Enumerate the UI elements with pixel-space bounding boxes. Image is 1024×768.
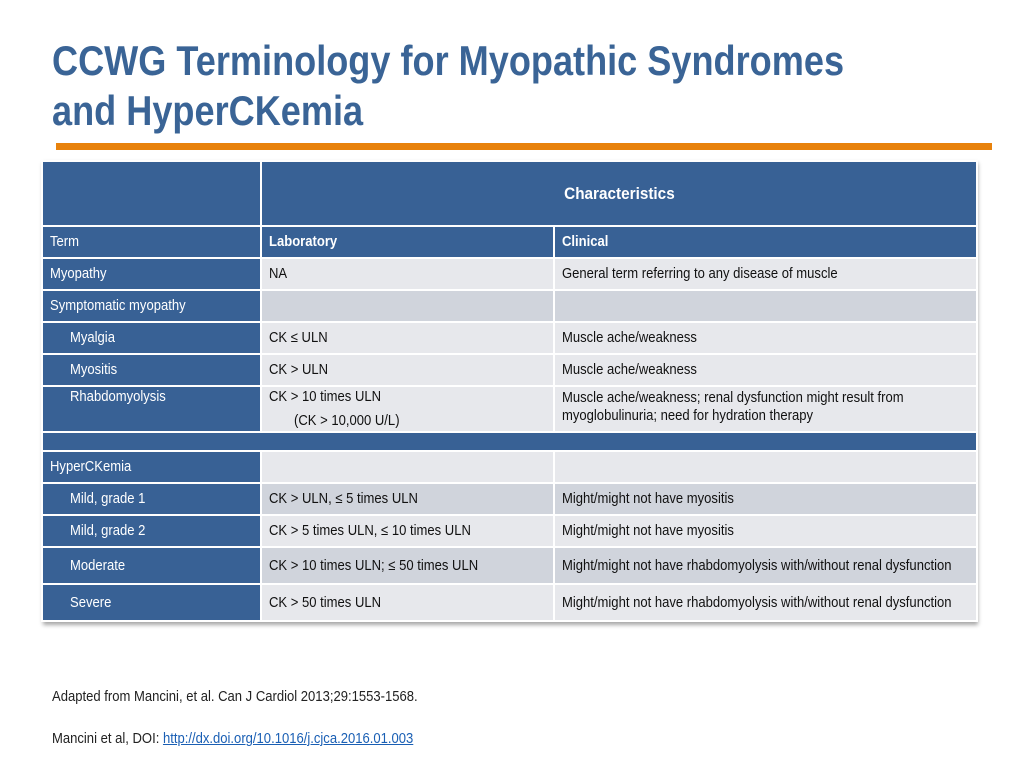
clinical-cell	[554, 354, 977, 386]
laboratory-text: CK > ULN	[269, 362, 329, 378]
table-row	[42, 386, 977, 432]
laboratory-text: CK > ULN, ≤ 5 times ULN	[269, 491, 418, 507]
laboratory-subtext-wrapper	[269, 413, 546, 429]
clinical-text: Might/might not have rhabdomyolysis with/without renal dysfunction	[562, 557, 952, 574]
clinical-text: Might/might not have myositis	[562, 491, 734, 507]
characteristics-header-text: Characteristics	[563, 183, 675, 203]
term-text: Mild, grade 2	[70, 523, 146, 539]
clinical-cell	[554, 547, 977, 584]
term-text: Myalgia	[70, 330, 115, 346]
term-cell	[42, 386, 261, 432]
slide-title: CCWG Terminology for Myopathic Syndromes and HyperCKemia	[52, 37, 845, 134]
clinical-cell	[554, 515, 977, 547]
column-header-laboratory	[261, 226, 554, 258]
clinical-text: Muscle ache/weakness	[562, 362, 697, 378]
doi-prefix: Mancini et al, DOI:	[52, 731, 163, 747]
table-row	[42, 354, 977, 386]
term-cell	[42, 584, 261, 621]
term-text: Myopathy	[50, 266, 107, 282]
laboratory-cell	[261, 451, 554, 483]
term-text: Rhabdomyolysis	[70, 389, 166, 405]
terminology-table-container	[41, 160, 976, 622]
term-cell	[42, 258, 261, 290]
table-row	[42, 322, 977, 354]
clinical-cell	[554, 290, 977, 322]
clinical-text: General term referring to any disease of muscle	[562, 266, 838, 282]
laboratory-text: CK > 5 times ULN, ≤ 10 times ULN	[269, 523, 471, 539]
term-cell	[42, 322, 261, 354]
table-row	[42, 258, 977, 290]
laboratory-text: NA	[269, 266, 288, 282]
term-cell	[42, 515, 261, 547]
column-header-term-text: Term	[50, 234, 80, 250]
citation-footnote: Adapted from Mancini, et al. Can J Cardiol 2013;29:1553-1568.	[52, 689, 418, 705]
laboratory-subtext: (CK > 10,000 U/L)	[294, 413, 400, 429]
term-cell	[42, 354, 261, 386]
laboratory-cell	[261, 386, 554, 432]
clinical-text: Muscle ache/weakness; renal dysfunction might result from myoglobulinuria; need for hydration therapy	[562, 390, 904, 424]
table-group-header-row	[42, 161, 977, 226]
clinical-cell	[554, 322, 977, 354]
table-section-divider	[42, 432, 977, 451]
laboratory-text: CK ≤ ULN	[269, 330, 328, 346]
clinical-text: Muscle ache/weakness	[562, 330, 697, 346]
laboratory-cell	[261, 322, 554, 354]
clinical-cell	[554, 451, 977, 483]
laboratory-cell	[261, 483, 554, 515]
column-header-laboratory-text: Laboratory	[269, 234, 338, 250]
term-cell	[42, 483, 261, 515]
term-text: Symptomatic myopathy	[50, 298, 186, 314]
clinical-cell	[554, 584, 977, 621]
table-row	[42, 290, 977, 322]
section-divider-cell	[42, 432, 977, 451]
term-text: Mild, grade 1	[70, 491, 146, 507]
column-header-term	[42, 226, 261, 258]
laboratory-text: CK > 10 times ULN; ≤ 50 times ULN	[269, 557, 479, 574]
term-cell	[42, 451, 261, 483]
table-row	[42, 515, 977, 547]
term-text: Severe	[70, 594, 112, 611]
header-empty-cell	[42, 161, 261, 226]
laboratory-cell	[261, 258, 554, 290]
laboratory-cell	[261, 290, 554, 322]
table-row	[42, 547, 977, 584]
table-row	[42, 451, 977, 483]
doi-link[interactable]: http://dx.doi.org/10.1016/j.cjca.2016.01.003	[162, 731, 414, 747]
column-header-clinical	[554, 226, 977, 258]
clinical-text: Might/might not have rhabdomyolysis with/without renal dysfunction	[562, 594, 952, 611]
column-header-clinical-text: Clinical	[562, 234, 609, 250]
laboratory-cell	[261, 515, 554, 547]
clinical-text: Might/might not have myositis	[562, 523, 734, 539]
term-text: Moderate	[70, 557, 126, 574]
clinical-cell	[554, 258, 977, 290]
table-row	[42, 584, 977, 621]
term-cell	[42, 547, 261, 584]
term-text: HyperCKemia	[50, 459, 132, 475]
clinical-cell	[554, 483, 977, 515]
terminology-table	[41, 160, 978, 622]
term-cell	[42, 290, 261, 322]
table-row	[42, 483, 977, 515]
table-column-header-row	[42, 226, 977, 258]
laboratory-text: CK > 10 times ULN	[269, 389, 382, 405]
laboratory-cell	[261, 584, 554, 621]
laboratory-cell	[261, 354, 554, 386]
clinical-cell	[554, 386, 977, 432]
laboratory-cell	[261, 547, 554, 584]
laboratory-text: CK > 50 times ULN	[269, 594, 382, 611]
title-underline-rule	[56, 143, 992, 150]
term-text: Myositis	[70, 362, 118, 378]
characteristics-header	[261, 161, 977, 226]
doi-footnote	[52, 731, 413, 747]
###
▶ Aim: Report every line of the records above that contains the string "Mancini", copying each such line in full.

▶ Full output:
doi-prefix: Mancini et al, DOI:	[52, 731, 163, 747]
citation-footnote: Adapted from Mancini, et al. Can J Cardiol 2013;29:1553-1568.	[52, 689, 418, 705]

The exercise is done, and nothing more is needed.